---- RECORDS SHOWN
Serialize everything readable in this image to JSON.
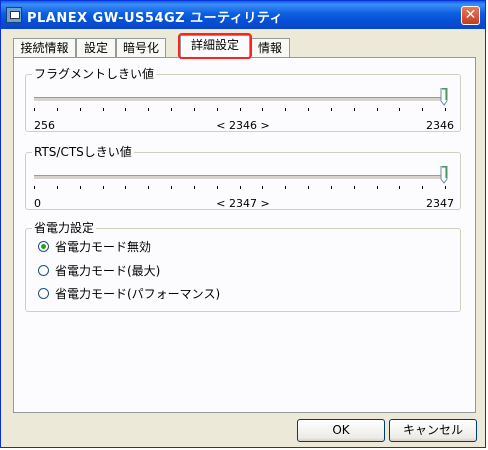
{
  "window": {
    "title": "PLANEX GW-US54GZ ユーティリティ",
    "close_glyph": "✕"
  },
  "tabs": [
    {
      "label": "接続情報"
    },
    {
      "label": "設定"
    },
    {
      "label": "暗号化"
    },
    {
      "label": "詳細設定",
      "active": true
    },
    {
      "label": "情報"
    }
  ],
  "fragment": {
    "title": "フラグメントしきい値",
    "min": "256",
    "max": "2346",
    "current": "< 2346 >",
    "value": 2346
  },
  "rts": {
    "title": "RTS/CTSしきい値",
    "min": "0",
    "max": "2347",
    "current": "< 2347 >",
    "value": 2347
  },
  "power": {
    "title": "省電力設定",
    "options": [
      {
        "label": "省電力モード無効",
        "checked": true
      },
      {
        "label": "省電力モード(最大)",
        "checked": false
      },
      {
        "label": "省電力モード(パフォーマンス)",
        "checked": false
      }
    ]
  },
  "buttons": {
    "ok": "OK",
    "cancel": "キャンセル"
  }
}
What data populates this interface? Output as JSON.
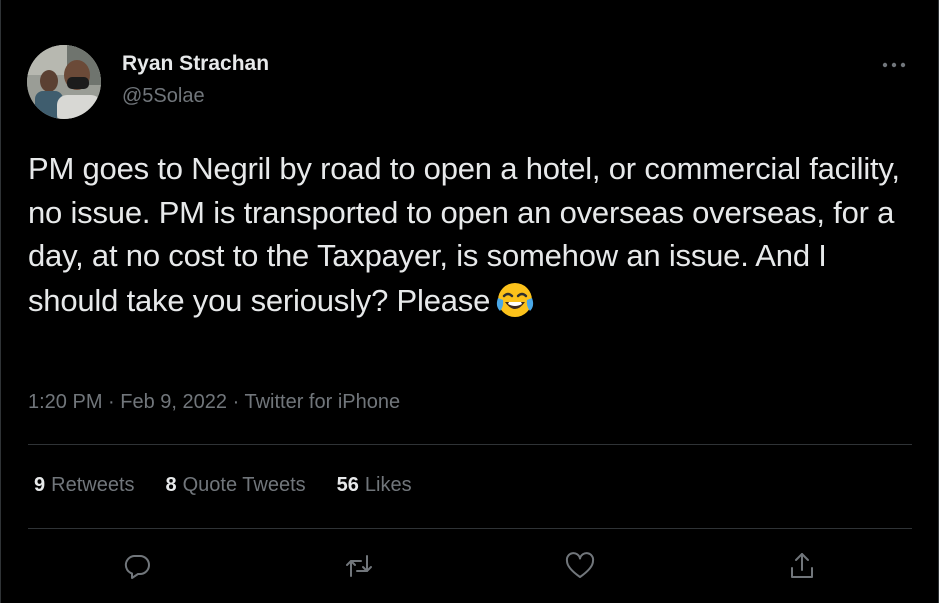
{
  "author": {
    "display_name": "Ryan Strachan",
    "handle": "@5Solae"
  },
  "tweet": {
    "text": "PM goes to Negril by road to open a hotel, or commercial facility, no issue. PM is transported to open an overseas overseas, for a day, at no cost to the Taxpayer, is somehow an issue. And I should take you seriously? Please",
    "emoji": "face-with-tears-of-joy"
  },
  "meta": {
    "time": "1:20 PM",
    "separator": "·",
    "date": "Feb 9, 2022",
    "source": "Twitter for iPhone"
  },
  "stats": {
    "retweets_count": "9",
    "retweets_label": "Retweets",
    "quotes_count": "8",
    "quotes_label": "Quote Tweets",
    "likes_count": "56",
    "likes_label": "Likes"
  },
  "actions": {
    "reply": "reply-icon",
    "retweet": "retweet-icon",
    "like": "heart-icon",
    "share": "share-icon"
  },
  "colors": {
    "background": "#000000",
    "primary_text": "#e7e9ea",
    "secondary_text": "#71767b",
    "divider": "#2f3336"
  }
}
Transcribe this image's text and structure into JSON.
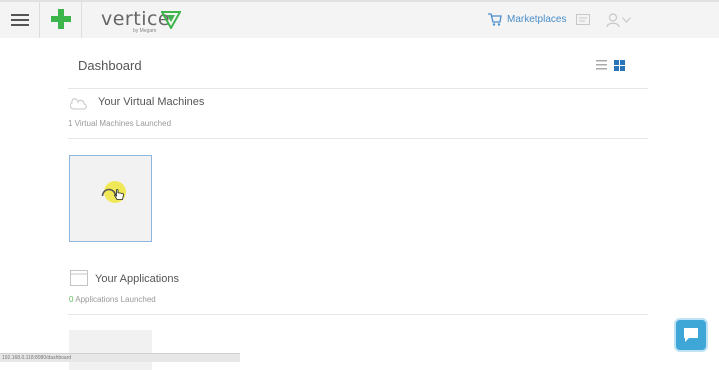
{
  "app": {
    "brand": "vertice",
    "brand_sub": "by Megam"
  },
  "header": {
    "menu_icon": "hamburger-icon",
    "add_icon": "plus-icon",
    "marketplaces_label": "Marketplaces",
    "cart_icon": "cart-icon",
    "messages_icon": "message-icon",
    "user_icon": "user-icon",
    "accent": "#4a8ecb",
    "add_color": "#3cb54a"
  },
  "dashboard": {
    "title": "Dashboard",
    "view_toggle": {
      "list_icon": "list-view-icon",
      "grid_icon": "grid-view-icon"
    }
  },
  "sections": {
    "vms": {
      "title": "Your Virtual Machines",
      "count_text": "1 Virtual Machines Launched",
      "icon": "cloud-icon"
    },
    "apps": {
      "title": "Your Applications",
      "count_num": "0",
      "count_rest": " Applications Launched",
      "icon": "window-icon"
    }
  },
  "statusbar": {
    "url": "192.168.0.118:8080/dashboard"
  },
  "chat": {
    "icon": "chat-icon",
    "color": "#3fa6d8"
  }
}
--------
The pictures in the entries should be left out; output everything else exactly.

ANSWER FOR THIS EXERCISE
Serialize everything readable in this image to JSON.
{
  "window": {
    "title": "PLANEX GW-US54GZ ユーティリティ",
    "close_glyph": "✕"
  },
  "tabs": [
    {
      "label": "接続情報"
    },
    {
      "label": "設定"
    },
    {
      "label": "暗号化"
    },
    {
      "label": "詳細設定",
      "active": true
    },
    {
      "label": "情報"
    }
  ],
  "fragment": {
    "title": "フラグメントしきい値",
    "min": "256",
    "max": "2346",
    "current": "< 2346 >",
    "value": 2346
  },
  "rts": {
    "title": "RTS/CTSしきい値",
    "min": "0",
    "max": "2347",
    "current": "< 2347 >",
    "value": 2347
  },
  "power": {
    "title": "省電力設定",
    "options": [
      {
        "label": "省電力モード無効",
        "checked": true
      },
      {
        "label": "省電力モード(最大)",
        "checked": false
      },
      {
        "label": "省電力モード(パフォーマンス)",
        "checked": false
      }
    ]
  },
  "buttons": {
    "ok": "OK",
    "cancel": "キャンセル"
  }
}
What data populates this interface? Output as JSON.
{
  "author": {
    "display_name": "Ryan Strachan",
    "handle": "@5Solae"
  },
  "tweet": {
    "text": "PM goes to Negril by road to open a hotel, or commercial facility, no issue. PM is transported to open an overseas overseas, for a day, at no cost to the Taxpayer, is somehow an issue. And I should take you seriously? Please",
    "emoji": "face-with-tears-of-joy"
  },
  "meta": {
    "time": "1:20 PM",
    "separator": "·",
    "date": "Feb 9, 2022",
    "source": "Twitter for iPhone"
  },
  "stats": {
    "retweets_count": "9",
    "retweets_label": "Retweets",
    "quotes_count": "8",
    "quotes_label": "Quote Tweets",
    "likes_count": "56",
    "likes_label": "Likes"
  },
  "actions": {
    "reply": "reply-icon",
    "retweet": "retweet-icon",
    "like": "heart-icon",
    "share": "share-icon"
  },
  "colors": {
    "background": "#000000",
    "primary_text": "#e7e9ea",
    "secondary_text": "#71767b",
    "divider": "#2f3336"
  }
}
Transcribe this image's text and structure into JSON.
{
  "app": {
    "brand": "vertice",
    "brand_sub": "by Megam"
  },
  "header": {
    "menu_icon": "hamburger-icon",
    "add_icon": "plus-icon",
    "marketplaces_label": "Marketplaces",
    "cart_icon": "cart-icon",
    "messages_icon": "message-icon",
    "user_icon": "user-icon",
    "accent": "#4a8ecb",
    "add_color": "#3cb54a"
  },
  "dashboard": {
    "title": "Dashboard",
    "view_toggle": {
      "list_icon": "list-view-icon",
      "grid_icon": "grid-view-icon"
    }
  },
  "sections": {
    "vms": {
      "title": "Your Virtual Machines",
      "count_text": "1 Virtual Machines Launched",
      "icon": "cloud-icon"
    },
    "apps": {
      "title": "Your Applications",
      "count_num": "0",
      "count_rest": " Applications Launched",
      "icon": "window-icon"
    }
  },
  "statusbar": {
    "url": "192.168.0.118:8080/dashboard"
  },
  "chat": {
    "icon": "chat-icon",
    "color": "#3fa6d8"
  }
}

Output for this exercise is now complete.